Required work -> Each line below either holds the string "Wound" or doesn't. Count those that do and give only the number.

Stored data
********
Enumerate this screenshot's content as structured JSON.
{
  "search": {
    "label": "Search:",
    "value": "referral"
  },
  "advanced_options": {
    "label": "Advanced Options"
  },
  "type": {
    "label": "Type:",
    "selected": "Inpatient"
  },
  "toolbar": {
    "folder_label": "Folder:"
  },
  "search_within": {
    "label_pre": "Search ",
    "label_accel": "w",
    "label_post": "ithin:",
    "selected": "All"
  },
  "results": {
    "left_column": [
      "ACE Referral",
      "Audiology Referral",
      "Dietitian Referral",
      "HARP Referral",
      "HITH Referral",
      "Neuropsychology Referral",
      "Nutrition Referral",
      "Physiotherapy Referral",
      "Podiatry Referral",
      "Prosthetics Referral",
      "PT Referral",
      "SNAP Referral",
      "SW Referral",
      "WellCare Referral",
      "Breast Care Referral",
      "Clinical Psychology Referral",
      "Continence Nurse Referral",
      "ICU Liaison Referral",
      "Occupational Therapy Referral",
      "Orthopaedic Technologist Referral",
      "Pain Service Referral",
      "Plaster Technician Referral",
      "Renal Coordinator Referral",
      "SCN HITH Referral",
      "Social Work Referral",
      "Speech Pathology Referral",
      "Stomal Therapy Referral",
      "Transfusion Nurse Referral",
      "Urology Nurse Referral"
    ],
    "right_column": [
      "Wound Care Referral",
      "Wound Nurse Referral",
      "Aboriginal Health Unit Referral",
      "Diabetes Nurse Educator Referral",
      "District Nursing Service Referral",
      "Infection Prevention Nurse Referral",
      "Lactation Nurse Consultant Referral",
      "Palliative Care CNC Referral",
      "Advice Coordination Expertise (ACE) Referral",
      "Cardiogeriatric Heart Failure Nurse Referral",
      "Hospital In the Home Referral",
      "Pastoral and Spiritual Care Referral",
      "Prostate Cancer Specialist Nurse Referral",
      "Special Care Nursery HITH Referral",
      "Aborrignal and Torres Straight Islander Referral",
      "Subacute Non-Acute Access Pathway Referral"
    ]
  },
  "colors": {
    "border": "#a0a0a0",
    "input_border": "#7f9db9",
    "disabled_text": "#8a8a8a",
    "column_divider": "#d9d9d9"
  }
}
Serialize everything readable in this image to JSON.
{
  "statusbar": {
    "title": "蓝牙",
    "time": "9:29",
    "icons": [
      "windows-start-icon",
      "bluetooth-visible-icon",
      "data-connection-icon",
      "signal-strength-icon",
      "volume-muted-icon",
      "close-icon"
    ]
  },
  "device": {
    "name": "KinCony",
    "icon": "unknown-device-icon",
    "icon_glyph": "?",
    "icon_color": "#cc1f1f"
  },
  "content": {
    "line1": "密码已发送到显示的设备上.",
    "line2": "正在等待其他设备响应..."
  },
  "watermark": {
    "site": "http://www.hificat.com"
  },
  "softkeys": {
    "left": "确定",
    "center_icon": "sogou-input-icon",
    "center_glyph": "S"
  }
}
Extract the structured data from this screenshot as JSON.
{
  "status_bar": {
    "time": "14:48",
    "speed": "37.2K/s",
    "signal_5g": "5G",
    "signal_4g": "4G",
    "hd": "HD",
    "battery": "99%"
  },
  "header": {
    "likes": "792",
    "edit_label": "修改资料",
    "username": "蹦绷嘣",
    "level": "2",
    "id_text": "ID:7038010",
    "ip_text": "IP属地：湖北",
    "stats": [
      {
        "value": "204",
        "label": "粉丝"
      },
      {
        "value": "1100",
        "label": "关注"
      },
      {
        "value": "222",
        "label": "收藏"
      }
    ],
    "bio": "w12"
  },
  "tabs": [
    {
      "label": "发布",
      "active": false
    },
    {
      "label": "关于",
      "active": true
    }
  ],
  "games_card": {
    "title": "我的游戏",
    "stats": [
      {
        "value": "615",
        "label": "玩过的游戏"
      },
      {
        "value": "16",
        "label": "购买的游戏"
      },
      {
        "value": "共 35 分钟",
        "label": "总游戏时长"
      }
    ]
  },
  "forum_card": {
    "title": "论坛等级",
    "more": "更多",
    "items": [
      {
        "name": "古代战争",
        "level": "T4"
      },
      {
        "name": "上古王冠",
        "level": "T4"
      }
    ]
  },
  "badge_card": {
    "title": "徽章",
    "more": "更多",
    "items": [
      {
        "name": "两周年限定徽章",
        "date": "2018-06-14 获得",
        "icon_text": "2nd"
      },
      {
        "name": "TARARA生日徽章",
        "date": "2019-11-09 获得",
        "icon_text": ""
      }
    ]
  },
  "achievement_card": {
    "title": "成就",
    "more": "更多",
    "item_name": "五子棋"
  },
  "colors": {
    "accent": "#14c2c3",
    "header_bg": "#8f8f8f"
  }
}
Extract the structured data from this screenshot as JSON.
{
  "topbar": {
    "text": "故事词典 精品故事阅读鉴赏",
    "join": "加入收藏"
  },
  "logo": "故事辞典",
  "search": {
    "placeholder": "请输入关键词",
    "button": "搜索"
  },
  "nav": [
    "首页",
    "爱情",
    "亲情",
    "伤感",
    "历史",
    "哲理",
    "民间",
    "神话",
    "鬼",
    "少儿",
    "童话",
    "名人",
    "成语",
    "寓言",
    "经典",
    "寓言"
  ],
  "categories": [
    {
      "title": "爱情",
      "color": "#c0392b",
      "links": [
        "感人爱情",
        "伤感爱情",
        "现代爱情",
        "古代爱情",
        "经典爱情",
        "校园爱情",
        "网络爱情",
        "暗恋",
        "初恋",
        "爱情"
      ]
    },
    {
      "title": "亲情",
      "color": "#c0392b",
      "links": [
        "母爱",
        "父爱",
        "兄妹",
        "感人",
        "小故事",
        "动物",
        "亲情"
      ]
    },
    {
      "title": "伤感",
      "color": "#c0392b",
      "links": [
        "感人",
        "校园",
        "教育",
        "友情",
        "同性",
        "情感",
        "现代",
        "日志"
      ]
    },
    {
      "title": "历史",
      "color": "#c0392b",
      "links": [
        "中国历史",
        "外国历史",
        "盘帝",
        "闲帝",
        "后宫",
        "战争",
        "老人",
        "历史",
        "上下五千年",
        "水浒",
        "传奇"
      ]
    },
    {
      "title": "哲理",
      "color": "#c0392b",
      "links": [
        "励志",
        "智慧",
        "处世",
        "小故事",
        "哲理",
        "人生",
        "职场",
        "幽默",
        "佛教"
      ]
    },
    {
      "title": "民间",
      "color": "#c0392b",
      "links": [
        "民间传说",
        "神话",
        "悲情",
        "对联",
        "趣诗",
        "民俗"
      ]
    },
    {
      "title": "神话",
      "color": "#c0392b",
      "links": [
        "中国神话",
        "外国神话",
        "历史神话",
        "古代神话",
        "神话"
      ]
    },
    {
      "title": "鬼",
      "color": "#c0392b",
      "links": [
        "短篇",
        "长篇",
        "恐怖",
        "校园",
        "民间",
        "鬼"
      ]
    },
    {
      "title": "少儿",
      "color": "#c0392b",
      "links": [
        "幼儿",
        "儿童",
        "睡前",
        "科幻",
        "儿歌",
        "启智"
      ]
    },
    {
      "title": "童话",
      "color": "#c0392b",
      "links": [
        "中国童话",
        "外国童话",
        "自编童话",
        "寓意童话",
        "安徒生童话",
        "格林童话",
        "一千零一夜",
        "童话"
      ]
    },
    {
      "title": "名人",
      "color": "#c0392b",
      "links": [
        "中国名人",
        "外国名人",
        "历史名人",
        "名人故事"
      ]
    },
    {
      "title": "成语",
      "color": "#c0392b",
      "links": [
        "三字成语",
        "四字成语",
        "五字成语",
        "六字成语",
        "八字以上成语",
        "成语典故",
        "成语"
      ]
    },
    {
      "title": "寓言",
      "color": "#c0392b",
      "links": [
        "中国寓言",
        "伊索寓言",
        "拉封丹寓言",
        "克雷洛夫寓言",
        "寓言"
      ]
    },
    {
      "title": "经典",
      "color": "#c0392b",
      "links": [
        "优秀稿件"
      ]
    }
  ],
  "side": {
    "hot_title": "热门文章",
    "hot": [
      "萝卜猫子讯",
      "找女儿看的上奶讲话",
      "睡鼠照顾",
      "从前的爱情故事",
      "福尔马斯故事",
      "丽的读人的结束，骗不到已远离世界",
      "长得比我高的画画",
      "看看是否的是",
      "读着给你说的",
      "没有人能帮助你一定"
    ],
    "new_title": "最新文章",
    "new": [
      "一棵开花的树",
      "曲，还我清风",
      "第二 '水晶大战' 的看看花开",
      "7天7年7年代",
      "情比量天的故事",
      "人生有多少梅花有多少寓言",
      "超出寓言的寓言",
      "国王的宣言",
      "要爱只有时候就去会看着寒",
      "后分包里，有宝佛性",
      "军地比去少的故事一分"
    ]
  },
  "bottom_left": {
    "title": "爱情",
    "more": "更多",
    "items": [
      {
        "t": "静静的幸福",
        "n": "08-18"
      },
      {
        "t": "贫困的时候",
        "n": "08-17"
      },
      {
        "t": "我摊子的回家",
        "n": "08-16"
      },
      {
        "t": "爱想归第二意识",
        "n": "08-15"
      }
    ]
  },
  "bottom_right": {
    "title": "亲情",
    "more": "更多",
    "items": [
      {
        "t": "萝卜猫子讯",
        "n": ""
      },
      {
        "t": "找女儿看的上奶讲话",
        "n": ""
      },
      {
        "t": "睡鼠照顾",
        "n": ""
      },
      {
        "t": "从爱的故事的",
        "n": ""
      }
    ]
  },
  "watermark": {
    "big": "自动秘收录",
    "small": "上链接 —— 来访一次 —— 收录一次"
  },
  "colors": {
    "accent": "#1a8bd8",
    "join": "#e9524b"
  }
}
********
Exercise response -> 2